* _Given exercise_: Which lines hold the word "mira"? Copy each of them from the material.

-- Start --

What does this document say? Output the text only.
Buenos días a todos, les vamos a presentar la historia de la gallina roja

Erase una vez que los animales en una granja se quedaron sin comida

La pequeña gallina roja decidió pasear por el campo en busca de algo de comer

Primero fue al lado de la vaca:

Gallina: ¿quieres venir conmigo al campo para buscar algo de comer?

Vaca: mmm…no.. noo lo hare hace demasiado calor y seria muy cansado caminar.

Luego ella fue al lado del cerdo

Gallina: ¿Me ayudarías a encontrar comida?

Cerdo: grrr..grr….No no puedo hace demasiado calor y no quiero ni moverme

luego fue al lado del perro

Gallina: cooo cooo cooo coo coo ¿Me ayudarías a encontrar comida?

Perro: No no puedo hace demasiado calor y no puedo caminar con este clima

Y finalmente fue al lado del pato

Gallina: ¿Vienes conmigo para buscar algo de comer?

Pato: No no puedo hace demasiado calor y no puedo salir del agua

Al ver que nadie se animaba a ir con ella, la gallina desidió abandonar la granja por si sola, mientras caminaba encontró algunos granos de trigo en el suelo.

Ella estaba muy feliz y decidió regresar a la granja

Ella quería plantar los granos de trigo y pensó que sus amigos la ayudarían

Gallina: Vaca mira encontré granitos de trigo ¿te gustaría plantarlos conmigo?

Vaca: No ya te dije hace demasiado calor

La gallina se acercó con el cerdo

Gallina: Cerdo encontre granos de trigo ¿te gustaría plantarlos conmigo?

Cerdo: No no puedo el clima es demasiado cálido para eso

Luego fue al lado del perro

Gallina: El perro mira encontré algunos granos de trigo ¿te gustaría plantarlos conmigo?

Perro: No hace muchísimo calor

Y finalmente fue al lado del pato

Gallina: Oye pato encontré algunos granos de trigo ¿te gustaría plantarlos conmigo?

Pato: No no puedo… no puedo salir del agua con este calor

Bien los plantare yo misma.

-- End --

* _Correct answer_:
Gallina: Vaca mira encontré granitos de trigo ¿te gustaría plantarlos conmigo?
Gallina: El perro mira encontré algunos granos de trigo ¿te gustaría plantarlos conmigo?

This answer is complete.